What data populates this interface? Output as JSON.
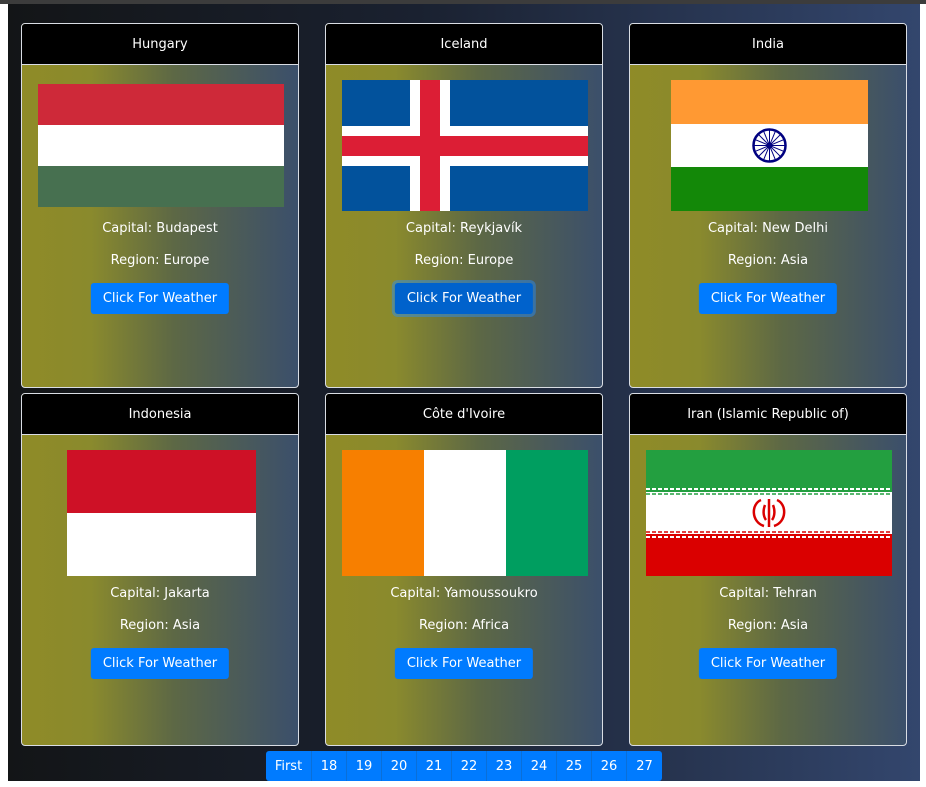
{
  "cards": [
    {
      "name": "Hungary",
      "capital": "Capital: Budapest",
      "region": "Region: Europe",
      "button": "Click For Weather"
    },
    {
      "name": "Iceland",
      "capital": "Capital: Reykjavík",
      "region": "Region: Europe",
      "button": "Click For Weather"
    },
    {
      "name": "India",
      "capital": "Capital: New Delhi",
      "region": "Region: Asia",
      "button": "Click For Weather"
    },
    {
      "name": "Indonesia",
      "capital": "Capital: Jakarta",
      "region": "Region: Asia",
      "button": "Click For Weather"
    },
    {
      "name": "Côte d'Ivoire",
      "capital": "Capital: Yamoussoukro",
      "region": "Region: Africa",
      "button": "Click For Weather"
    },
    {
      "name": "Iran (Islamic Republic of)",
      "capital": "Capital: Tehran",
      "region": "Region: Asia",
      "button": "Click For Weather"
    }
  ],
  "pagination": [
    "First",
    "18",
    "19",
    "20",
    "21",
    "22",
    "23",
    "24",
    "25",
    "26",
    "27"
  ],
  "colors": {
    "header_bg": "#000000",
    "button": "#007bff",
    "card_gradient_start": "#8f8b27",
    "card_gradient_end": "#3b4f6b"
  }
}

------------------------------------------------

> **WHAT YOU SHOULD DO**
Return each line from the material above exactly, but not the pictures.

> **WRITTEN SOLUTION**
What data populates this interface? Output as JSON.
{
  "cards": [
    {
      "name": "Hungary",
      "capital": "Capital: Budapest",
      "region": "Region: Europe",
      "button": "Click For Weather"
    },
    {
      "name": "Iceland",
      "capital": "Capital: Reykjavík",
      "region": "Region: Europe",
      "button": "Click For Weather"
    },
    {
      "name": "India",
      "capital": "Capital: New Delhi",
      "region": "Region: Asia",
      "button": "Click For Weather"
    },
    {
      "name": "Indonesia",
      "capital": "Capital: Jakarta",
      "region": "Region: Asia",
      "button": "Click For Weather"
    },
    {
      "name": "Côte d'Ivoire",
      "capital": "Capital: Yamoussoukro",
      "region": "Region: Africa",
      "button": "Click For Weather"
    },
    {
      "name": "Iran (Islamic Republic of)",
      "capital": "Capital: Tehran",
      "region": "Region: Asia",
      "button": "Click For Weather"
    }
  ],
  "pagination": [
    "First",
    "18",
    "19",
    "20",
    "21",
    "22",
    "23",
    "24",
    "25",
    "26",
    "27"
  ],
  "colors": {
    "header_bg": "#000000",
    "button": "#007bff",
    "card_gradient_start": "#8f8b27",
    "card_gradient_end": "#3b4f6b"
  }
}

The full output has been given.